> **Lines of data**
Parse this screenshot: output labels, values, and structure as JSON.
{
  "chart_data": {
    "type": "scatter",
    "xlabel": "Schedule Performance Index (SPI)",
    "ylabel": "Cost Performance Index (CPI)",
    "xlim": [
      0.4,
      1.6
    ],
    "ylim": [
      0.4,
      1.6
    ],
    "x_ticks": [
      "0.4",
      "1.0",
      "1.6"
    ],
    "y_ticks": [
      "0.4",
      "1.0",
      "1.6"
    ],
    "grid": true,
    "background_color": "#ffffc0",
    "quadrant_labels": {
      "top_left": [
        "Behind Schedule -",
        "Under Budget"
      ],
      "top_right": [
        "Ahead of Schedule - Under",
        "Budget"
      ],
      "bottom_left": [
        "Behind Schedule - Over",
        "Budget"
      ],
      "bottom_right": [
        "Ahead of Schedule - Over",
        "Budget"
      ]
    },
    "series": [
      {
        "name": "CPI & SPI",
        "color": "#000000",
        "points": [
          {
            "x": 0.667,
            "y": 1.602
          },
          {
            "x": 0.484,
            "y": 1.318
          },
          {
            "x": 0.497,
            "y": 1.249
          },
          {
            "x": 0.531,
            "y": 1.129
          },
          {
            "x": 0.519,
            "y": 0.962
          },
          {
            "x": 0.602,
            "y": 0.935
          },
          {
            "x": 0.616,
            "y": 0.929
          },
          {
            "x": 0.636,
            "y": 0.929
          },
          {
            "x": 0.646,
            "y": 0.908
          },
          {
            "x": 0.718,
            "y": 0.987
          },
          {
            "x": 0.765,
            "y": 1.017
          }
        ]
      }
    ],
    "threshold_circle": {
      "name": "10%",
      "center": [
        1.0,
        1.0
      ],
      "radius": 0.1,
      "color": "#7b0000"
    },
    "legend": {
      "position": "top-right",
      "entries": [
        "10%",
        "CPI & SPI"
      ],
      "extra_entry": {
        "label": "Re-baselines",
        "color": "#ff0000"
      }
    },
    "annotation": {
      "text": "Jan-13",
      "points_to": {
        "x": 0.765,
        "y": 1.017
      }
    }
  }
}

> **YOUR INSTRUCTIONS**
Reproduce each line verbatim.

> **EXERCISE RESPONSE**
Parse this screenshot: output labels, values, and structure as JSON.
{
  "chart_data": {
    "type": "scatter",
    "xlabel": "Schedule Performance Index (SPI)",
    "ylabel": "Cost Performance Index (CPI)",
    "xlim": [
      0.4,
      1.6
    ],
    "ylim": [
      0.4,
      1.6
    ],
    "x_ticks": [
      "0.4",
      "1.0",
      "1.6"
    ],
    "y_ticks": [
      "0.4",
      "1.0",
      "1.6"
    ],
    "grid": true,
    "background_color": "#ffffc0",
    "quadrant_labels": {
      "top_left": [
        "Behind Schedule -",
        "Under Budget"
      ],
      "top_right": [
        "Ahead of Schedule - Under",
        "Budget"
      ],
      "bottom_left": [
        "Behind Schedule - Over",
        "Budget"
      ],
      "bottom_right": [
        "Ahead of Schedule - Over",
        "Budget"
      ]
    },
    "series": [
      {
        "name": "CPI & SPI",
        "color": "#000000",
        "points": [
          {
            "x": 0.667,
            "y": 1.602
          },
          {
            "x": 0.484,
            "y": 1.318
          },
          {
            "x": 0.497,
            "y": 1.249
          },
          {
            "x": 0.531,
            "y": 1.129
          },
          {
            "x": 0.519,
            "y": 0.962
          },
          {
            "x": 0.602,
            "y": 0.935
          },
          {
            "x": 0.616,
            "y": 0.929
          },
          {
            "x": 0.636,
            "y": 0.929
          },
          {
            "x": 0.646,
            "y": 0.908
          },
          {
            "x": 0.718,
            "y": 0.987
          },
          {
            "x": 0.765,
            "y": 1.017
          }
        ]
      }
    ],
    "threshold_circle": {
      "name": "10%",
      "center": [
        1.0,
        1.0
      ],
      "radius": 0.1,
      "color": "#7b0000"
    },
    "legend": {
      "position": "top-right",
      "entries": [
        "10%",
        "CPI & SPI"
      ],
      "extra_entry": {
        "label": "Re-baselines",
        "color": "#ff0000"
      }
    },
    "annotation": {
      "text": "Jan-13",
      "points_to": {
        "x": 0.765,
        "y": 1.017
      }
    }
  }
}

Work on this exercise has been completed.